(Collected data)
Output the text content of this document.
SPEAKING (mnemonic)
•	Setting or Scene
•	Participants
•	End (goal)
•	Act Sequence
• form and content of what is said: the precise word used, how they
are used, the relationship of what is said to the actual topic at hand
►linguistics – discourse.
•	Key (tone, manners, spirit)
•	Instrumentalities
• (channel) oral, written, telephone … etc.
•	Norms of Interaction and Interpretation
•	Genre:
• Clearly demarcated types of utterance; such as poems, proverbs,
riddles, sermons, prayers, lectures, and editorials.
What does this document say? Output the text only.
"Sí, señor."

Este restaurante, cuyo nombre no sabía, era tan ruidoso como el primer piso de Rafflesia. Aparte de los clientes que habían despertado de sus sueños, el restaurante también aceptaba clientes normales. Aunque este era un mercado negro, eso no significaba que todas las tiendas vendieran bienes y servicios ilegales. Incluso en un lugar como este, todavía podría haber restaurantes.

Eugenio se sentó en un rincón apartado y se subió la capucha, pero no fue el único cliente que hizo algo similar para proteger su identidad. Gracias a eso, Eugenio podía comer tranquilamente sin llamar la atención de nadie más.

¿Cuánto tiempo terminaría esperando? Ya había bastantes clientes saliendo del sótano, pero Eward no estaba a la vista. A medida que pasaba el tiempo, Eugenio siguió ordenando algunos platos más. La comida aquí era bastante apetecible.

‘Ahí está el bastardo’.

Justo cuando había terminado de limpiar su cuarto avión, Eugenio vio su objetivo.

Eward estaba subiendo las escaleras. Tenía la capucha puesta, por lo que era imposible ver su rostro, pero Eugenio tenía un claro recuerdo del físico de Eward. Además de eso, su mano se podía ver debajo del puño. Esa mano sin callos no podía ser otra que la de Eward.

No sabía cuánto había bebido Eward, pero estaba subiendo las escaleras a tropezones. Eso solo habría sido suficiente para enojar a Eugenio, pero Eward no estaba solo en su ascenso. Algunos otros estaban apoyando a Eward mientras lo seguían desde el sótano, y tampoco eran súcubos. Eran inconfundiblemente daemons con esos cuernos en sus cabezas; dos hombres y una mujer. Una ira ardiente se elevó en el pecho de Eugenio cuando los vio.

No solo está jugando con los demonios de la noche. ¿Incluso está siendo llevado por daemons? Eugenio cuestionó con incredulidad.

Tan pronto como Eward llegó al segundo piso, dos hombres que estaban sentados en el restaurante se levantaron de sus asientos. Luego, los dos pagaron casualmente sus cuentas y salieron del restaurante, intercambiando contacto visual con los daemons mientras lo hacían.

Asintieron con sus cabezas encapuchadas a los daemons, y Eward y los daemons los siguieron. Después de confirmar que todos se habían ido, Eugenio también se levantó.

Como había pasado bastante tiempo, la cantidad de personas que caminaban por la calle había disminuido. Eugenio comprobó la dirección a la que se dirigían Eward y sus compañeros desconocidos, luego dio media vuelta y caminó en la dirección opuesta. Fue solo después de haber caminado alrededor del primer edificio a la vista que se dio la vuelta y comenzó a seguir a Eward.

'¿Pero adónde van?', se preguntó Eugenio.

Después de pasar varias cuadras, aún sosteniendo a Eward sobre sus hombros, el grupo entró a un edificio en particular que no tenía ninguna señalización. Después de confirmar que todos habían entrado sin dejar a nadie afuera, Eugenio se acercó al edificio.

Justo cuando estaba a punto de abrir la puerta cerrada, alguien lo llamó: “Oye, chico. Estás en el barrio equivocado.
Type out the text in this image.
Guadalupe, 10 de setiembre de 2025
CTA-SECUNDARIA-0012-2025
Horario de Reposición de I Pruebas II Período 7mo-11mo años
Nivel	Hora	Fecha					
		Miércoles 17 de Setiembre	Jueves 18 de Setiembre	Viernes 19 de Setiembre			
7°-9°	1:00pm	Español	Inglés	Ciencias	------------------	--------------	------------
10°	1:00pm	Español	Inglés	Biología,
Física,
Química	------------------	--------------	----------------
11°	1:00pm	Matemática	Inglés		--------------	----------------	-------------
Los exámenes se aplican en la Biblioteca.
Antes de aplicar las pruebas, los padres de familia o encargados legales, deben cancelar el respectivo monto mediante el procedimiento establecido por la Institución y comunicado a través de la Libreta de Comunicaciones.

> Work to complete:
Pick out each line in the material containing "daemons".

> Solution to the exercise:
No sabía cuánto había bebido Eward, pero estaba subiendo las escaleras a tropezones. Eso solo habría sido suficiente para enojar a Eugenio, pero Eward no estaba solo en su ascenso. Algunos otros estaban apoyando a Eward mientras lo seguían desde el sótano, y tampoco eran súcubos. Eran inconfundiblemente daemons con esos cuernos en sus cabezas; dos hombres y una mujer. Una ira ardiente se elevó en el pecho de Eugenio cuando los vio.
No solo está jugando con los demonios de la noche. ¿Incluso está siendo llevado por daemons? Eugenio cuestionó con incredulidad.
Tan pronto como Eward llegó al segundo piso, dos hombres que estaban sentados en el restaurante se levantaron de sus asientos. Luego, los dos pagaron casualmente sus cuentas y salieron del restaurante, intercambiando contacto visual con los daemons mientras lo hacían.
Asintieron con sus cabezas encapuchadas a los daemons, y Eward y los daemons los siguieron. Después de confirmar que todos se habían ido, Eugenio también se levantó.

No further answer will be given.